_Work required:_
Write out the material exactly, leaving every picture behind.

_Given entries:_
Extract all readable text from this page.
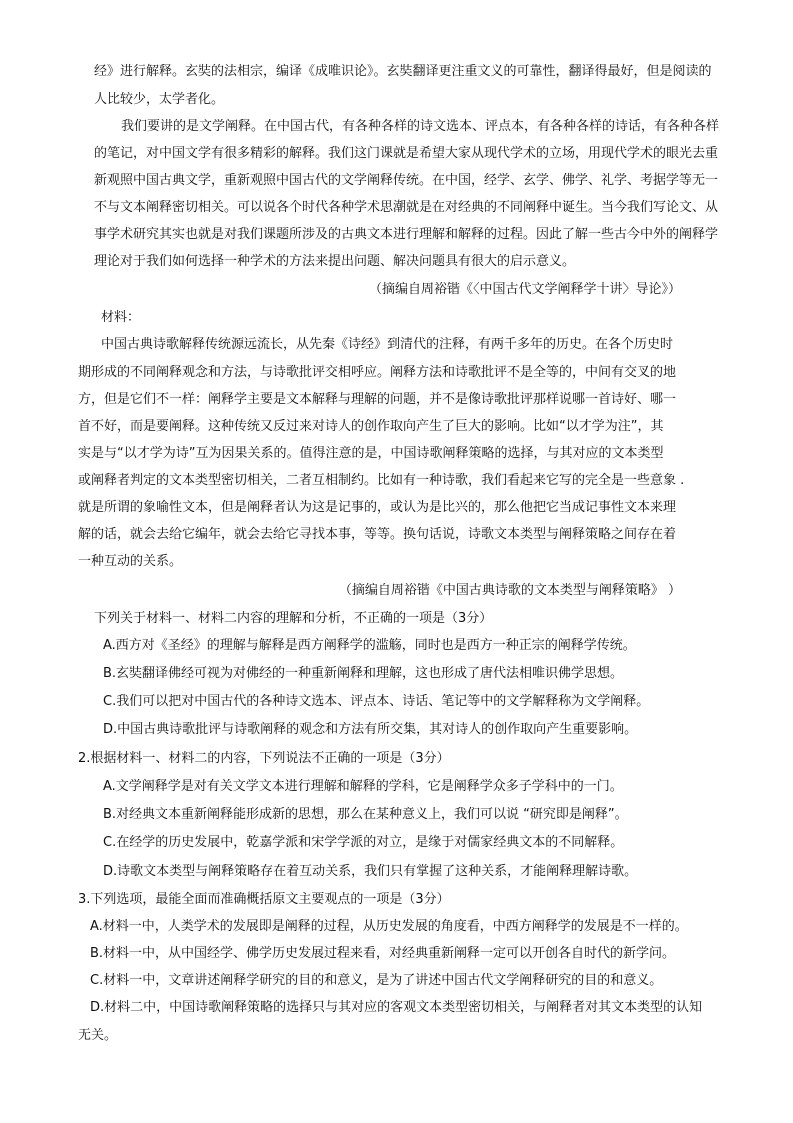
经》进行解释。玄奘的法相宗，编译《成唯识论》。玄奘翻译更注重文义的可靠性，翻译得最好，但是阅读的
人比较少，太学者化。
我们要讲的是文学阐释。在中国古代，有各种各样的诗文选本、评点本，有各种各样的诗话，有各种各样
的笔记，对中国文学有很多精彩的解释。我们这门课就是希望大家从现代学术的立场，用现代学术的眼光去重
新观照中国古典文学，重新观照中国古代的文学阐释传统。在中国，经学、玄学、佛学、礼学、考据学等无一
不与文本阐释密切相关。可以说各个时代各种学术思潮就是在对经典的不同阐释中诞生。当今我们写论文、从
事学术研究其实也就是对我们课题所涉及的古典文本进行理解和解释的过程。因此了解一些古今中外的阐释学
理论对于我们如何选择一种学术的方法来提出问题、解决问题具有很大的启示意义。
（摘编自周裕锴《〈中国古代文学阐释学十讲〉导论》）
材料：
中国古典诗歌解释传统源远流长，从先秦《诗经》到清代的注释，有两千多年的历史。在各个历史时
期形成的不同阐释观念和方法，与诗歌批评交相呼应。阐释方法和诗歌批评不是全等的，中间有交叉的地
方，但是它们不一样：阐释学主要是文本解释与理解的问题，并不是像诗歌批评那样说哪一首诗好、哪一
首不好，而是要阐释。这种传统又反过来对诗人的创作取向产生了巨大的影响。比如“以才学为注”，其
实是与“以才学为诗”互为因果关系的。值得注意的是，中国诗歌阐释策略的选择，与其对应的文本类型
或阐释者判定的文本类型密切相关，二者互相制约。比如有一种诗歌，我们看起来它写的完全是一些意象 .
就是所谓的象喻性文本，但是阐释者认为这是记事的，或认为是比兴的，那么他把它当成记事性文本来理
解的话，就会去给它编年，就会去给它寻找本事，等等。换句话说，诗歌文本类型与阐释策略之间存在着
一种互动的关系。
（摘编自周裕锴《中国古典诗歌的文本类型与阐释策略》 ）
下列关于材料一、材料二内容的理解和分析，不正确的一项是（3分）
A.西方对《圣经》的理解与解释是西方阐释学的滥觞，同时也是西方一种正宗的阐释学传统。
B.玄奘翻译佛经可视为对佛经的一种重新阐释和理解，这也形成了唐代法相唯识佛学思想。
C.我们可以把对中国古代的各种诗文选本、评点本、诗话、笔记等中的文学解释称为文学阐释。
D.中国古典诗歌批评与诗歌阐释的观念和方法有所交集，其对诗人的创作取向产生重要影响。
2.根据材料一、材料二的内容，下列说法不正确的一项是（3分）
A.文学阐释学是对有关文学文本进行理解和解释的学科，它是阐释学众多子学科中的一门。
B.对经典文本重新阐释能形成新的思想，那么在某种意义上，我们可以说 “研究即是阐释”。
C.在经学的历史发展中，乾嘉学派和宋学学派的对立，是缘于对儒家经典文本的不同解释。
D.诗歌文本类型与阐释策略存在着互动关系，我们只有掌握了这种关系，才能阐释理解诗歌。
3.下列选项，最能全面而准确概括原文主要观点的一项是（3分）
A.材料一中，人类学术的发展即是阐释的过程，从历史发展的角度看，中西方阐释学的发展是不一样的。
B.材料一中，从中国经学、佛学历史发展过程来看，对经典重新阐释一定可以开创各自时代的新学问。
C.材料一中，文章讲述阐释学研究的目的和意义，是为了讲述中国古代文学阐释研究的目的和意义。
D.材料二中，中国诗歌阐释策略的选择只与其对应的客观文本类型密切相关，与阐释者对其文本类型的认知
无关。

_Answer below:_
Extract all readable text from this page.
经》进行解释。玄奘的法相宗，编译《成唯识论》。玄奘翻译更注重文义的可靠性，翻译得最好，但是阅读的
人比较少，太学者化。
我们要讲的是文学阐释。在中国古代，有各种各样的诗文选本、评点本，有各种各样的诗话，有各种各样
的笔记，对中国文学有很多精彩的解释。我们这门课就是希望大家从现代学术的立场，用现代学术的眼光去重
新观照中国古典文学，重新观照中国古代的文学阐释传统。在中国，经学、玄学、佛学、礼学、考据学等无一
不与文本阐释密切相关。可以说各个时代各种学术思潮就是在对经典的不同阐释中诞生。当今我们写论文、从
事学术研究其实也就是对我们课题所涉及的古典文本进行理解和解释的过程。因此了解一些古今中外的阐释学
理论对于我们如何选择一种学术的方法来提出问题、解决问题具有很大的启示意义。
（摘编自周裕锴《〈中国古代文学阐释学十讲〉导论》）
材料：
中国古典诗歌解释传统源远流长，从先秦《诗经》到清代的注释，有两千多年的历史。在各个历史时
期形成的不同阐释观念和方法，与诗歌批评交相呼应。阐释方法和诗歌批评不是全等的，中间有交叉的地
方，但是它们不一样：阐释学主要是文本解释与理解的问题，并不是像诗歌批评那样说哪一首诗好、哪一
首不好，而是要阐释。这种传统又反过来对诗人的创作取向产生了巨大的影响。比如“以才学为注”，其
实是与“以才学为诗”互为因果关系的。值得注意的是，中国诗歌阐释策略的选择，与其对应的文本类型
或阐释者判定的文本类型密切相关，二者互相制约。比如有一种诗歌，我们看起来它写的完全是一些意象 .
就是所谓的象喻性文本，但是阐释者认为这是记事的，或认为是比兴的，那么他把它当成记事性文本来理
解的话，就会去给它编年，就会去给它寻找本事，等等。换句话说，诗歌文本类型与阐释策略之间存在着
一种互动的关系。
（摘编自周裕锴《中国古典诗歌的文本类型与阐释策略》 ）
下列关于材料一、材料二内容的理解和分析，不正确的一项是（3分）
A.西方对《圣经》的理解与解释是西方阐释学的滥觞，同时也是西方一种正宗的阐释学传统。
B.玄奘翻译佛经可视为对佛经的一种重新阐释和理解，这也形成了唐代法相唯识佛学思想。
C.我们可以把对中国古代的各种诗文选本、评点本、诗话、笔记等中的文学解释称为文学阐释。
D.中国古典诗歌批评与诗歌阐释的观念和方法有所交集，其对诗人的创作取向产生重要影响。
2.根据材料一、材料二的内容，下列说法不正确的一项是（3分）
A.文学阐释学是对有关文学文本进行理解和解释的学科，它是阐释学众多子学科中的一门。
B.对经典文本重新阐释能形成新的思想，那么在某种意义上，我们可以说 “研究即是阐释”。
C.在经学的历史发展中，乾嘉学派和宋学学派的对立，是缘于对儒家经典文本的不同解释。
D.诗歌文本类型与阐释策略存在着互动关系，我们只有掌握了这种关系，才能阐释理解诗歌。
3.下列选项，最能全面而准确概括原文主要观点的一项是（3分）
A.材料一中，人类学术的发展即是阐释的过程，从历史发展的角度看，中西方阐释学的发展是不一样的。
B.材料一中，从中国经学、佛学历史发展过程来看，对经典重新阐释一定可以开创各自时代的新学问。
C.材料一中，文章讲述阐释学研究的目的和意义，是为了讲述中国古代文学阐释研究的目的和意义。
D.材料二中，中国诗歌阐释策略的选择只与其对应的客观文本类型密切相关，与阐释者对其文本类型的认知
无关。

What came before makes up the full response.